# [Records from a data collection]
::::

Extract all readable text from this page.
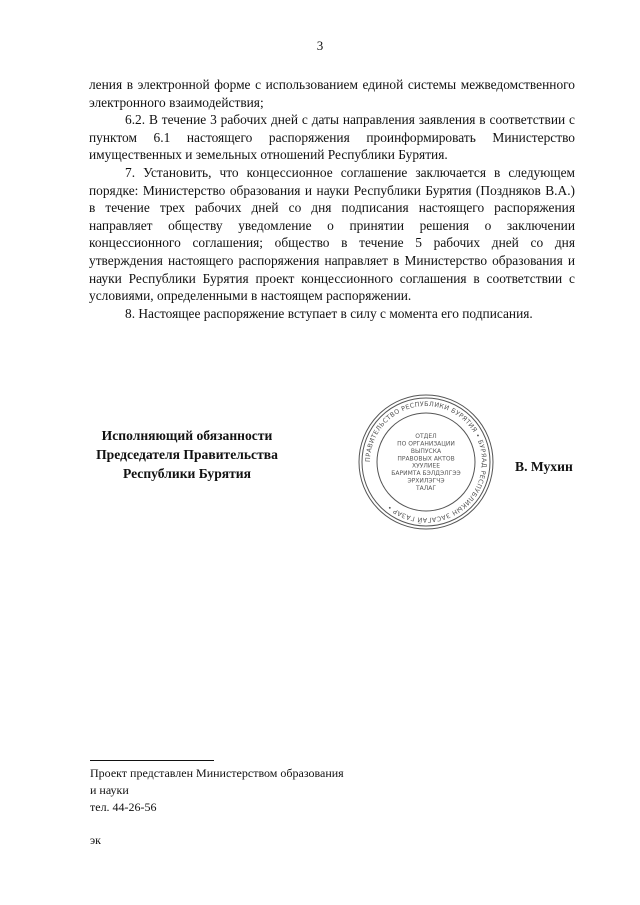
3

ления в электронной форме с использованием единой системы межведомственного электронного взаимодействия;

6.2. В течение 3 рабочих дней с даты направления заявления в соответствии с пунктом 6.1 настоящего распоряжения проинформировать Министерство имущественных и земельных отношений Республики Бурятия.

7. Установить, что концессионное соглашение заключается в следующем порядке: Министерство образования и науки Республики Бурятия (Поздняков В.А.) в течение трех рабочих дней со дня подписания настоящего распоряжения направляет обществу уведомление о принятии решения о заключении концессионного соглашения; общество в течение 5 рабочих дней со дня утверждения настоящего распоряжения направляет в Министерство образования и науки Республики Бурятия проект концессионного соглашения в соответствии с условиями, определенными в настоящем распоряжении.

8. Настоящее распоряжение вступает в силу с момента его подписания.

Исполняющий обязанности
Председателя Правительства
Республики Бурятия
ПРАВИТЕЛЬСТВО РЕСПУБЛИКИ БУРЯТИЯ • БУРЯАД РЕСПУБЛИКЫН ЗАСАГАЙ ГАЗАР •
ОТДЕЛ
ПО ОРГАНИЗАЦИИ
ВЫПУСКА
ПРАВОВЫХ АКТОВ
ХУУЛИЕЕ
БАРИМТА БЭЛДЭЛГЭЭ
ЭРХИЛЭГЧЭ
ТАЛАГ
В. Мухин
Проект представлен Министерством образования
и науки
тел. 44-26-56
эк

::::

# [Set exercise]
Your copy of the data above should match it exactly, except that pictures are left out.

# [Response to this task]
Extract all readable text from this page.
3

ления в электронной форме с использованием единой системы межведомственного электронного взаимодействия;

6.2. В течение 3 рабочих дней с даты направления заявления в соответствии с пунктом 6.1 настоящего распоряжения проинформировать Министерство имущественных и земельных отношений Республики Бурятия.

7. Установить, что концессионное соглашение заключается в следующем порядке: Министерство образования и науки Республики Бурятия (Поздняков В.А.) в течение трех рабочих дней со дня подписания настоящего распоряжения направляет обществу уведомление о принятии решения о заключении концессионного соглашения; общество в течение 5 рабочих дней со дня утверждения настоящего распоряжения направляет в Министерство образования и науки Республики Бурятия проект концессионного соглашения в соответствии с условиями, определенными в настоящем распоряжении.

8. Настоящее распоряжение вступает в силу с момента его подписания.

Исполняющий обязанности
Председателя Правительства
Республики Бурятия
ПРАВИТЕЛЬСТВО РЕСПУБЛИКИ БУРЯТИЯ • БУРЯАД РЕСПУБЛИКЫН ЗАСАГАЙ ГАЗАР •
ОТДЕЛ
ПО ОРГАНИЗАЦИИ
ВЫПУСКА
ПРАВОВЫХ АКТОВ
ХУУЛИЕЕ
БАРИМТА БЭЛДЭЛГЭЭ
ЭРХИЛЭГЧЭ
ТАЛАГ
В. Мухин
Проект представлен Министерством образования
и науки
тел. 44-26-56
эк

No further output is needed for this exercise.